» **Request**
Each line from the one that contains "Extract the structured" to the end of the material must be set down exactly, and no line before it.

» **Records supplied**
┄┄┄┄┄┄┄┄┄┄

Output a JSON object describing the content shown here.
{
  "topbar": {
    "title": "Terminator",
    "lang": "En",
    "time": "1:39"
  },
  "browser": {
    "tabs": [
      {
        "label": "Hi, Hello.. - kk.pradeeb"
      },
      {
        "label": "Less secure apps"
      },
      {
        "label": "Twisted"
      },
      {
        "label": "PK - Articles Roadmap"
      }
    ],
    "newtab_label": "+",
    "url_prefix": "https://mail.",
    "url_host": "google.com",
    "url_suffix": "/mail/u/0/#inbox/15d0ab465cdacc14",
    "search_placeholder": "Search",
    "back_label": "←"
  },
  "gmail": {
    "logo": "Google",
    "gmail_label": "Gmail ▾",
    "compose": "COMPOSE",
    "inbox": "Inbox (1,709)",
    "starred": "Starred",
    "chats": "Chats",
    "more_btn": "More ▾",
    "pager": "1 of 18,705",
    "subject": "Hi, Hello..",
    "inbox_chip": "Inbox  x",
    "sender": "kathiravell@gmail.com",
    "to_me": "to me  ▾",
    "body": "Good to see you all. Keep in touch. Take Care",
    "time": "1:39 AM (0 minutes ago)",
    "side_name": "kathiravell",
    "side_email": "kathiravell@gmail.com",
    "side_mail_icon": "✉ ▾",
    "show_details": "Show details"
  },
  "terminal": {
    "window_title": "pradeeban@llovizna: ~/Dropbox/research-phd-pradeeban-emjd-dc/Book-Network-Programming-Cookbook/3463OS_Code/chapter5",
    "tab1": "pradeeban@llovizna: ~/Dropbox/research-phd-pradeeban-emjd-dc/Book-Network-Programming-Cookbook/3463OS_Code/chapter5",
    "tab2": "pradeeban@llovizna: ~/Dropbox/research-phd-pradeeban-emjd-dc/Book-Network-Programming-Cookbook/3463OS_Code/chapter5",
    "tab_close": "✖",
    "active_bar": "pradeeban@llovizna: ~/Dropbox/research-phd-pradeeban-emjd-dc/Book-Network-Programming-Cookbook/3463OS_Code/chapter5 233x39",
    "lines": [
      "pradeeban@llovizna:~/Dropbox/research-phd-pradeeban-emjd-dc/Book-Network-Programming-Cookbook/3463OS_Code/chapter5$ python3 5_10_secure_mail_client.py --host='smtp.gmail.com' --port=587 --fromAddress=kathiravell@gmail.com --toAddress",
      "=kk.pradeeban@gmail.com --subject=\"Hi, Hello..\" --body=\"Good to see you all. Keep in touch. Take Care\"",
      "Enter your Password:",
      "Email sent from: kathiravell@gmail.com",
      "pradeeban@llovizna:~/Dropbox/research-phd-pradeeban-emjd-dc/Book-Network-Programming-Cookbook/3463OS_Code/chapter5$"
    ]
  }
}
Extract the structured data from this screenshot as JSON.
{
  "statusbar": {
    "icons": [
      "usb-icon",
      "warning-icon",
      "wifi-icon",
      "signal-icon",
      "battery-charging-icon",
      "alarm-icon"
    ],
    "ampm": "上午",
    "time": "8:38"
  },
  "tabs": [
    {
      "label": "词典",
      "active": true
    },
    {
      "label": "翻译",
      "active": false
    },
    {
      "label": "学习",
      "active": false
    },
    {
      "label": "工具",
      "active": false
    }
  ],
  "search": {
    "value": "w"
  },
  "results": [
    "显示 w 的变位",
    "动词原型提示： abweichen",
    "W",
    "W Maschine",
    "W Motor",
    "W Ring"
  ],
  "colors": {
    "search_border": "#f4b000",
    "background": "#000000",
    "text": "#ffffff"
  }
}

┄┄┄┄┄┄┄┄┄┄

» **Output for this exercise**
Extract the structured data from this screenshot as JSON.
{
  "statusbar": {
    "icons": [
      "usb-icon",
      "warning-icon",
      "wifi-icon",
      "signal-icon",
      "battery-charging-icon",
      "alarm-icon"
    ],
    "ampm": "上午",
    "time": "8:38"
  },
  "tabs": [
    {
      "label": "词典",
      "active": true
    },
    {
      "label": "翻译",
      "active": false
    },
    {
      "label": "学习",
      "active": false
    },
    {
      "label": "工具",
      "active": false
    }
  ],
  "search": {
    "value": "w"
  },
  "results": [
    "显示 w 的变位",
    "动词原型提示： abweichen",
    "W",
    "W Maschine",
    "W Motor",
    "W Ring"
  ],
  "colors": {
    "search_border": "#f4b000",
    "background": "#000000",
    "text": "#ffffff"
  }
}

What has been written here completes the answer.